** START **
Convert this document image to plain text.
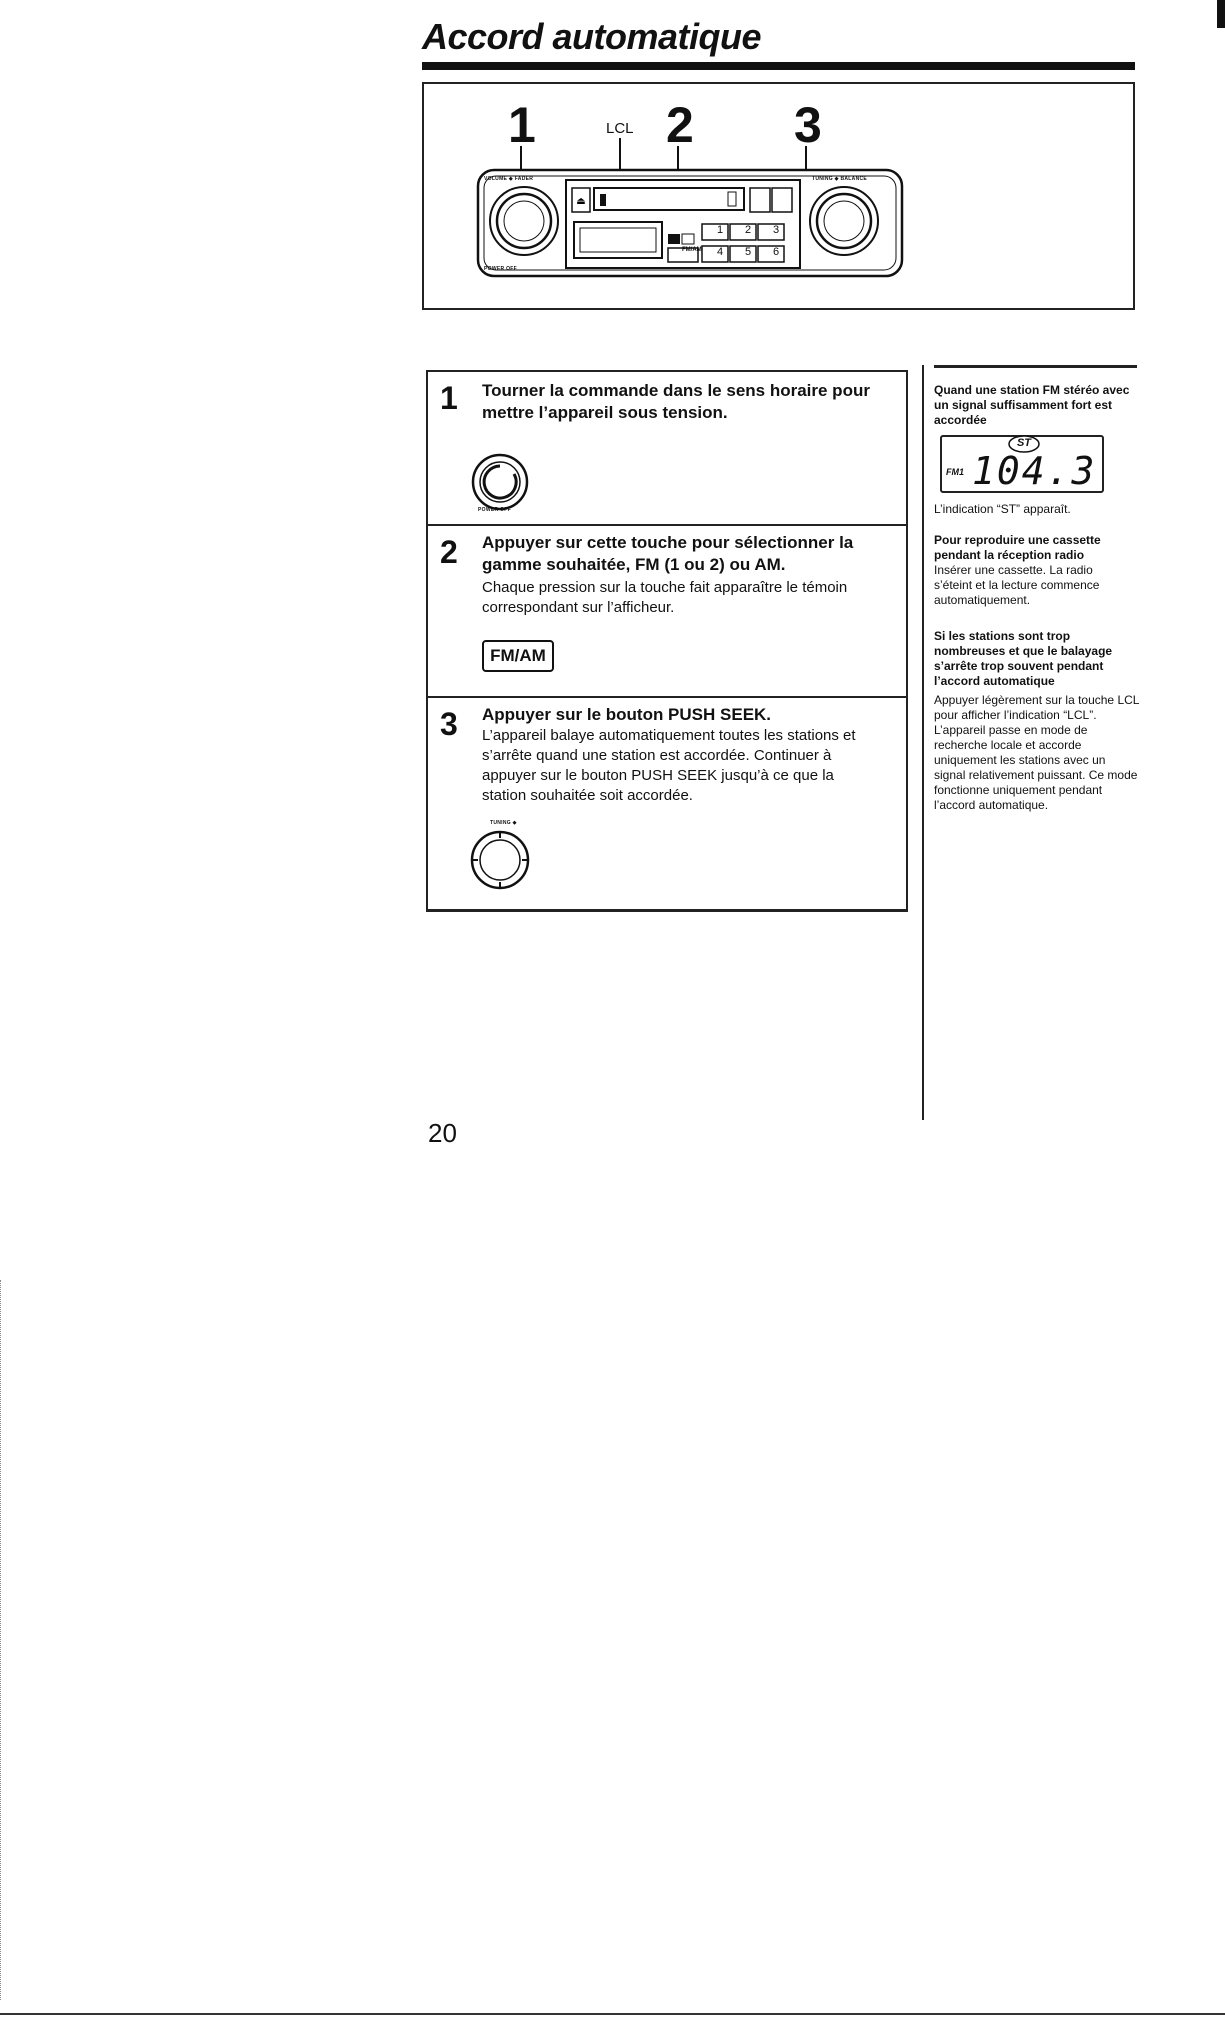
Accord automatique
1	LCL 2 3
⏏
FM/AM
1	2	3
4	5	6
VOLUME ◆ FADER
POWER OFF
TUNING ◆ BALANCE
1 Tourner la commande dans le sens horaire pour mettre l’appareil sous tension.

POWER OFF
2 Appuyer sur cette touche pour sélectionner la gamme souhaitée, FM (1 ou 2) ou AM.

Chaque pression sur la touche fait apparaître le témoin correspondant sur l’afficheur.

FM/AM
3 Appuyer sur le bouton PUSH SEEK.

L’appareil balaye automatiquement toutes les stations et s’arrête quand une station est accordée. Continuer à appuyer sur le bouton PUSH SEEK jusqu’à ce que la station souhaitée soit accordée.

TUNING ◆

Quand une station FM stéréo avec un signal suffisamment fort est accordée

ST
FM1 104.3

L’indication “ST” apparaît.

Pour reproduire une cassette pendant la réception radio

Insérer une cassette. La radio s’éteint et la lecture commence automatiquement.

Si les stations sont trop nombreuses et que le balayage s’arrête trop souvent pendant l’accord automatique

Appuyer légèrement sur la touche LCL pour afficher l’indication “LCL”. L’appareil passe en mode de recherche locale et accorde uniquement les stations avec un signal relativement puissant. Ce mode fonctionne uniquement pendant l’accord automatique.

20
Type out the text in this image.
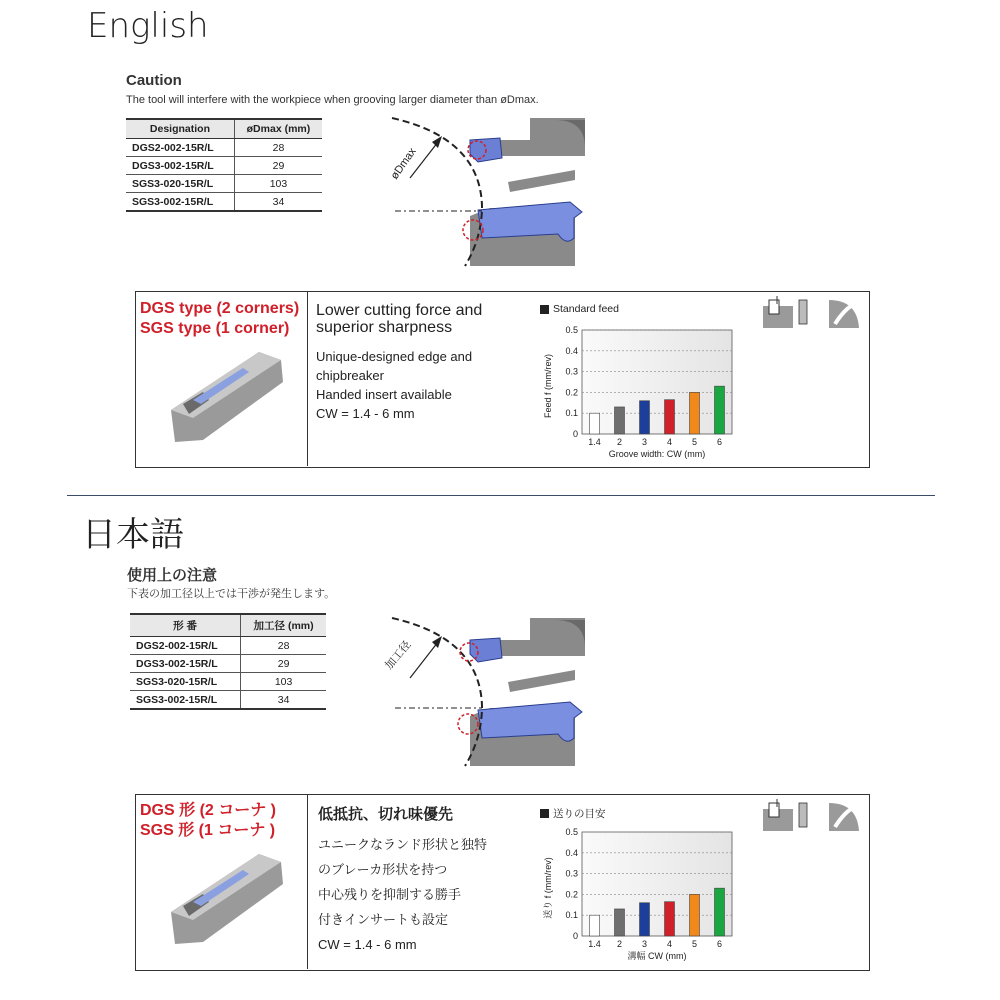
English
Caution
The tool will interfere with the workpiece when grooving larger diameter than øDmax.
Designation	øDmax (mm)
DGS2-002-15R/L	28
DGS3-002-15R/L	29
SGS3-020-15R/L	103
SGS3-002-15R/L	34
øDmax
DGS type (2 corners)
SGS type (1 corner)
Lower cutting force and
superior sharpness
Unique-designed edge and
chipbreaker
Handed insert available
CW = 1.4 - 6 mm
Standard feed
0
0.1
0.2
0.3
0.4
0.5
1.4 2 3 4 5 6
Groove width: CW (mm)
Feed f (mm/rev)
日本語
使用上の注意
下表の加工径以上では干渉が発生します。
形 番	加工径 (mm)
DGS2-002-15R/L	28
DGS3-002-15R/L	29
SGS3-020-15R/L	103
SGS3-002-15R/L	34
加工径
DGS 形 (2 コーナ )
SGS 形 (1 コーナ )
低抵抗、切れ味優先
ユニークなランド形状と独特
のブレーカ形状を持つ
中心残りを抑制する勝手
付きインサートも設定
CW = 1.4 - 6 mm
送りの目安
0
0.1
0.2
0.3
0.4
0.5
1.4 2 3 4 5 6
溝幅 CW (mm)
送り f (mm/rev)
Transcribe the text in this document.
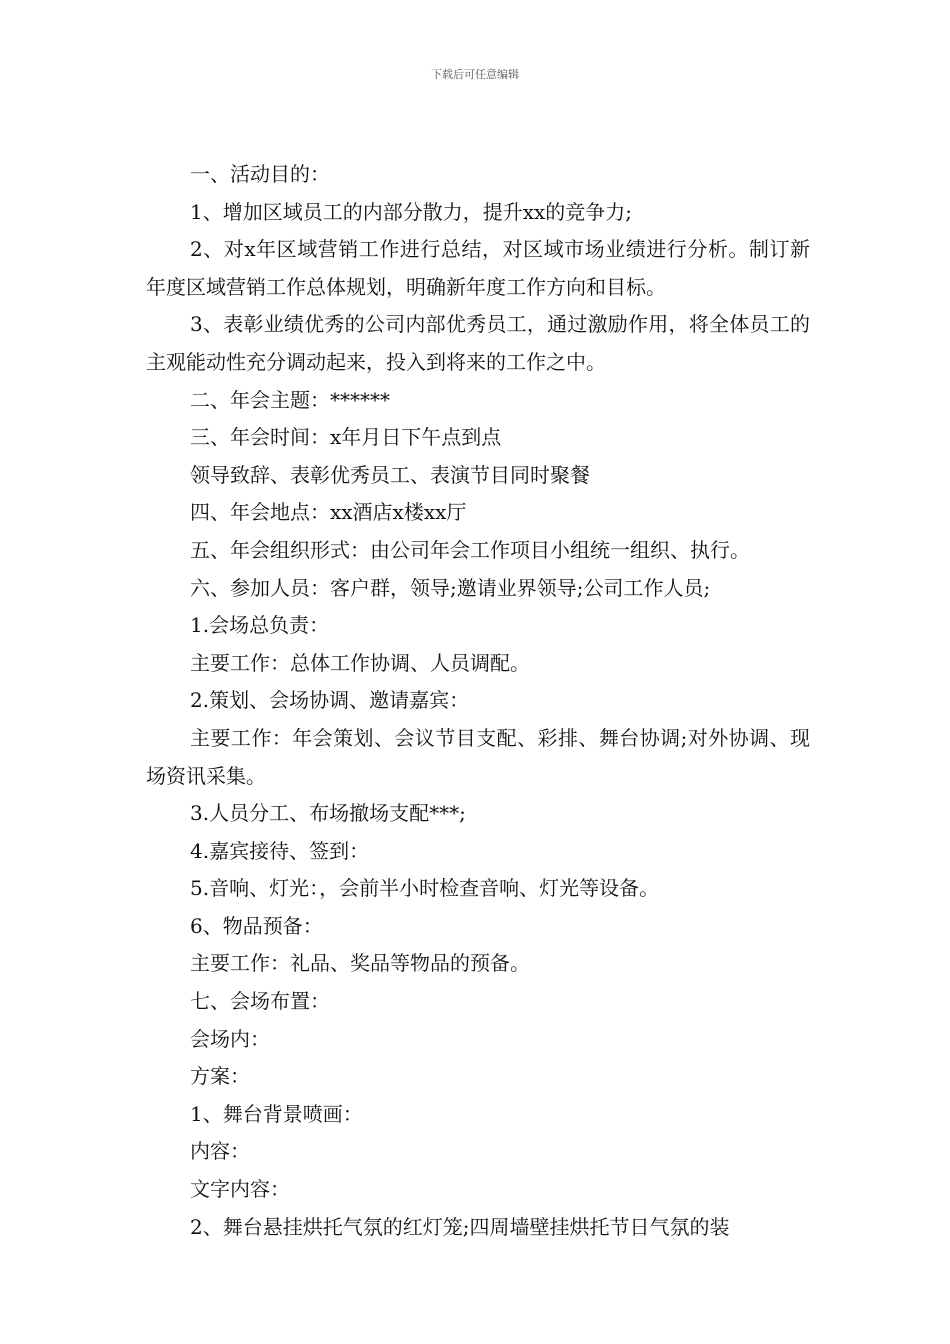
下载后可任意编辑

一、活动目的：

1、增加区域员工的内部分散力，提升xx的竞争力;

2、对x年区域营销工作进行总结，对区域市场业绩进行分析。制订新年度区域营销工作总体规划，明确新年度工作方向和目标。

3、表彰业绩优秀的公司内部优秀员工，通过激励作用，将全体员工的主观能动性充分调动起来，投入到将来的工作之中。

二、年会主题：******

三、年会时间：x年月日下午点到点

领导致辞、表彰优秀员工、表演节目同时聚餐

四、年会地点：xx酒店x楼xx厅

五、年会组织形式：由公司年会工作项目小组统一组织、执行。

六、参加人员：客户群，领导;邀请业界领导;公司工作人员;

1.会场总负责：

主要工作：总体工作协调、人员调配。

2.策划、会场协调、邀请嘉宾：

主要工作：年会策划、会议节目支配、彩排、舞台协调;对外协调、现场资讯采集。

3.人员分工、布场撤场支配***;

4.嘉宾接待、签到：

5.音响、灯光：，会前半小时检查音响、灯光等设备。

6、物品预备：

主要工作：礼品、奖品等物品的预备。

七、会场布置：

会场内：

方案：

1、舞台背景喷画：

内容：

文字内容：

2、舞台悬挂烘托气氛的红灯笼;四周墙壁挂烘托节日气氛的装
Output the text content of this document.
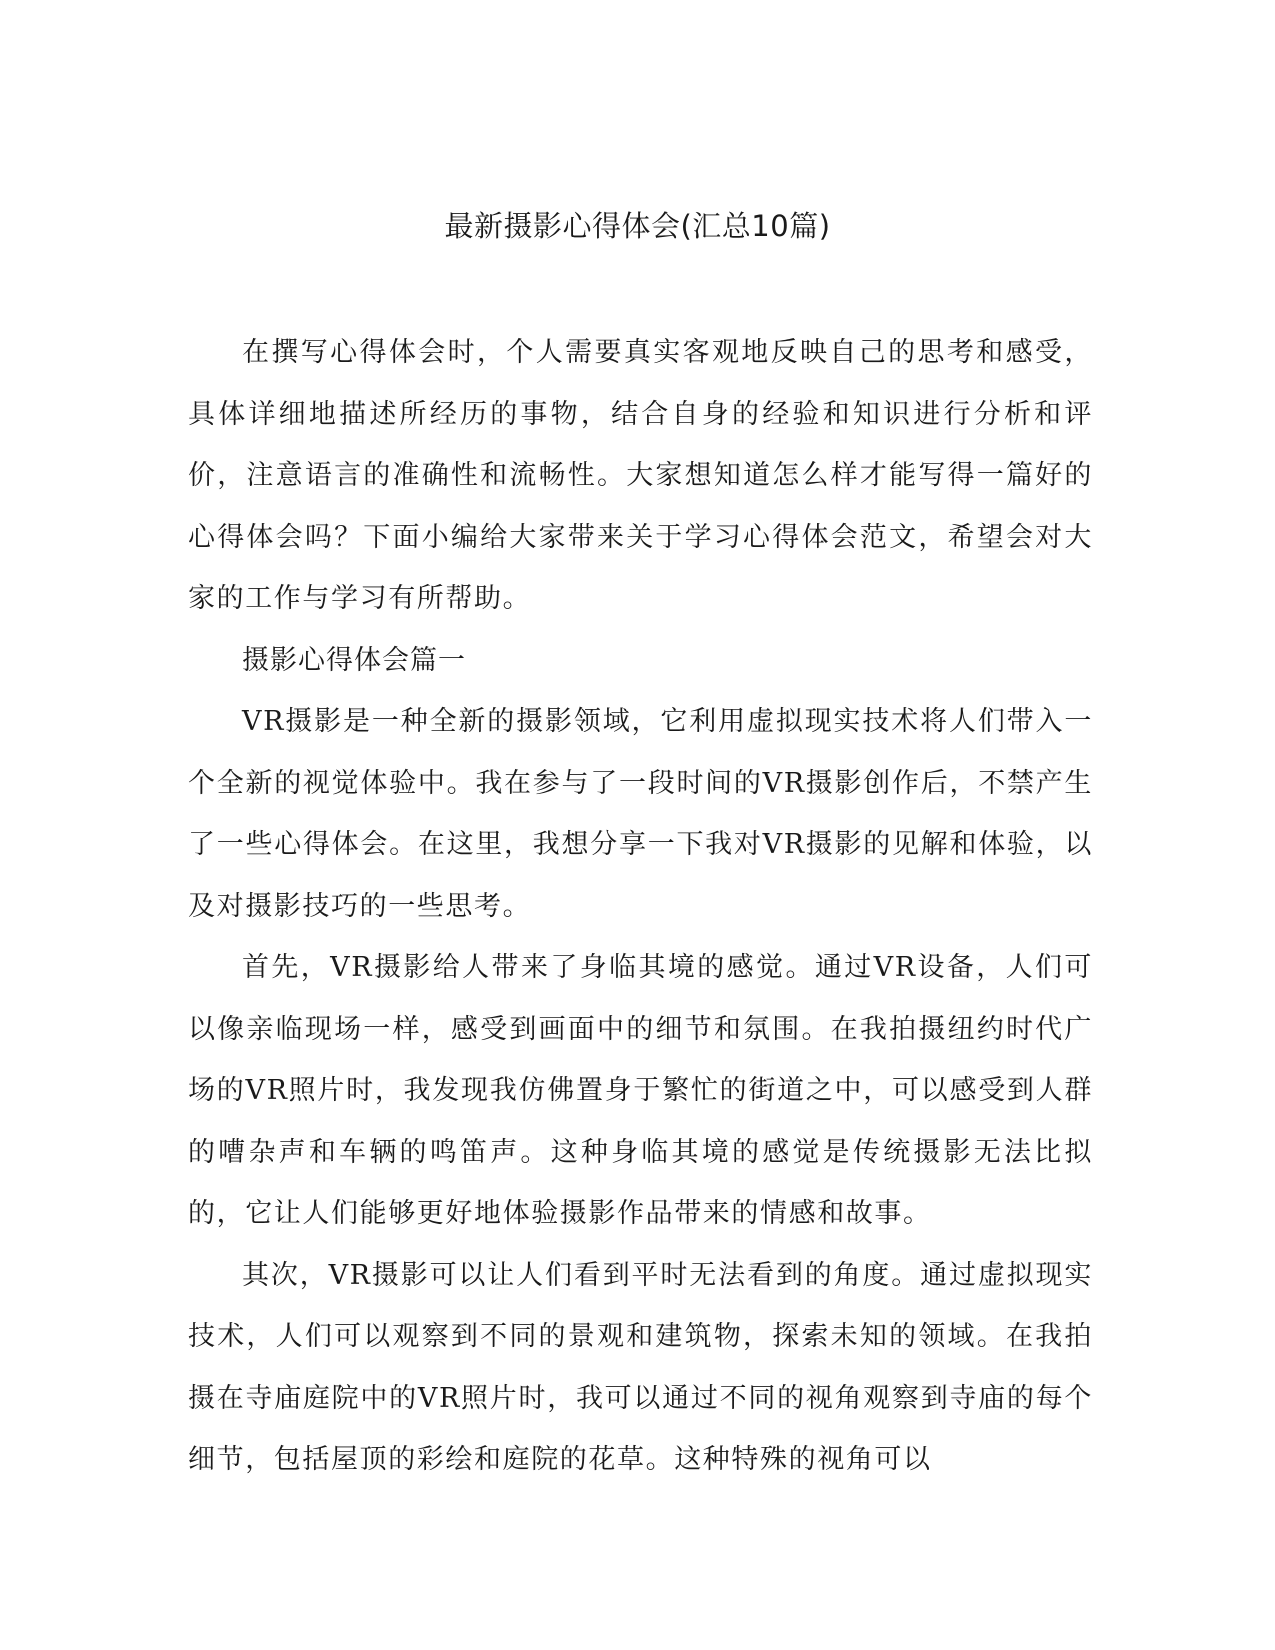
最新摄影心得体会(汇总10篇)

在撰写心得体会时，个人需要真实客观地反映自己的思考和感受，具体详细地描述所经历的事物，结合自身的经验和知识进行分析和评价，注意语言的准确性和流畅性。大家想知道怎么样才能写得一篇好的心得体会吗？下面小编给大家带来关于学习心得体会范文，希望会对大家的工作与学习有所帮助。

摄影心得体会篇一

VR摄影是一种全新的摄影领域，它利用虚拟现实技术将人们带入一个全新的视觉体验中。我在参与了一段时间的VR摄影创作后，不禁产生了一些心得体会。在这里，我想分享一下我对VR摄影的见解和体验，以及对摄影技巧的一些思考。

首先，VR摄影给人带来了身临其境的感觉。通过VR设备，人们可以像亲临现场一样，感受到画面中的细节和氛围。在我拍摄纽约时代广场的VR照片时，我发现我仿佛置身于繁忙的街道之中，可以感受到人群的嘈杂声和车辆的鸣笛声。这种身临其境的感觉是传统摄影无法比拟的，它让人们能够更好地体验摄影作品带来的情感和故事。

其次，VR摄影可以让人们看到平时无法看到的角度。通过虚拟现实技术，人们可以观察到不同的景观和建筑物，探索未知的领域。在我拍摄在寺庙庭院中的VR照片时，我可以通过不同的视角观察到寺庙的每个细节，包括屋顶的彩绘和庭院的花草。这种特殊的视角可以
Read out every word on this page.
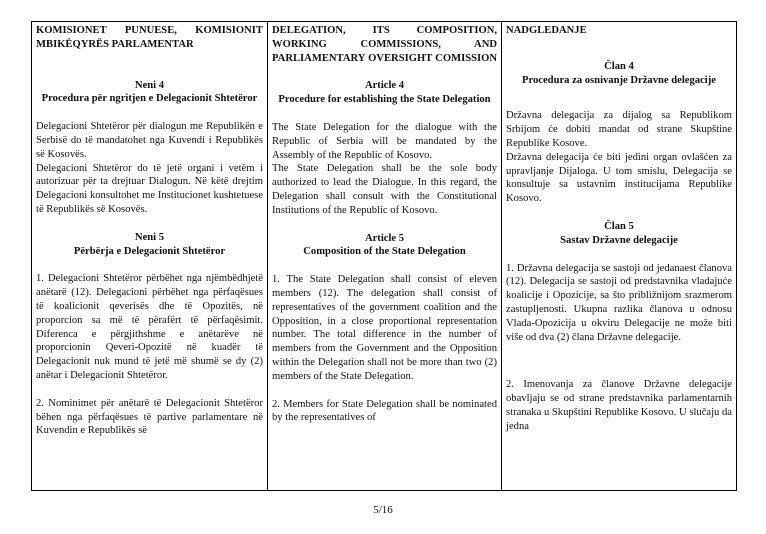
KOMISIONET PUNUESE, KOMISIONIT MBIKËQYRËS PARLAMENTAR

Neni 4

Procedura për ngritjen e Delegacionit Shtetëror

Delegacioni Shtetëror për dialogun me Republikën e Serbisë do të mandatohet nga Kuvendi i Republikës së Kosovës.

Delegacioni Shtetëror do të jetë organi i vetëm i autorizuar për ta drejtuar Dialogun. Në këtë drejtim Delegacioni konsultohet me Institucionet kushtetuese të Republikës së Kosovës.

Neni 5

Përbërja e Delegacionit Shtetëror

1. Delegacioni Shtetëror përbëhet nga njëmbëdhjetë anëtarë (12). Delegacioni përbëhet nga përfaqësues të koalicionit qeverisës dhe të Opozitës, në proporcion sa më të përafërt të përfaqësimit. Diferenca e përgjithshme e anëtarëve në proporcionin Qeveri-Opozitë në kuadër të Delegacionit nuk mund të jetë më shumë se dy (2) anëtar i Delegacionit Shtetëror.

2. Nominimet për anëtarë të Delegacionit Shtetëror bëhen nga përfaqësues të partive parlamentare në Kuvendin e Republikës së

DELEGATION, ITS COMPOSITION, WORKING COMMISSIONS, AND PARLIAMENTARY OVERSIGHT COMISSION

Article 4

Procedure for establishing the State Delegation

The State Delegation for the dialogue with the Republic of Serbia will be mandated by the Assembly of the Republic of Kosovo.

The State Delegation shall be the sole body authorized to lead the Dialogue. In this regard, the Delegation shall consult with the Constitutional Institutions of the Republic of Kosovo.

Article 5

Composition of the State Delegation

1. The State Delegation shall consist of eleven members (12). The delegation shall consist of representatives of the government coalition and the Opposition, in a close proportional representation number. The total difference in the number of members from the Government and the Opposition within the Delegation shall not be more than two (2) members of the State Delegation.

2. Members for State Delegation shall be nominated by the representatives of

NADGLEDANJE

Član 4

Procedura za osnivanje Državne delegacije

Državna delegacija za dijalog sa Republikom Srbijom će dobiti mandat od strane Skupštine Republike Kosove.

Državna delegacija će biti jedini organ ovlašćen za upravljanje Dijaloga. U tom smislu, Delegacija se konsultuje sa ustavnim institucijama Republike Kosovo.

Član 5

Sastav Državne delegacije

1. Državna delegacija se sastoji od jedanaest članova (12). Delegacija se sastoji od predstavnika vladajuće koalicije i Opozicije, sa što približnijom srazmerom zastupljenosti. Ukupna razlika članova u odnosu Vlada-Opozicija u okviru Delegacije ne može biti više od dva (2) člana Državne delegacije.

2. Imenovanja za članove Državne delegacije obavljaju se od strane predstavnika parlamentarnih stranaka u Skupštini Republike Kosovo. U slučaju da jedna

5/16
** END **
● **EXERCISE PROMPT**
Scan the material and collect every line that contains "indication".

● **TASK ANSWER**
L’indication “ST” apparaît.
Appuyer légèrement sur la touche LCL pour afficher l’indication “LCL”. L’appareil passe en mode de recherche locale et accorde uniquement les stations avec un signal relativement puissant. Ce mode fonctionne uniquement pendant l’accord automatique.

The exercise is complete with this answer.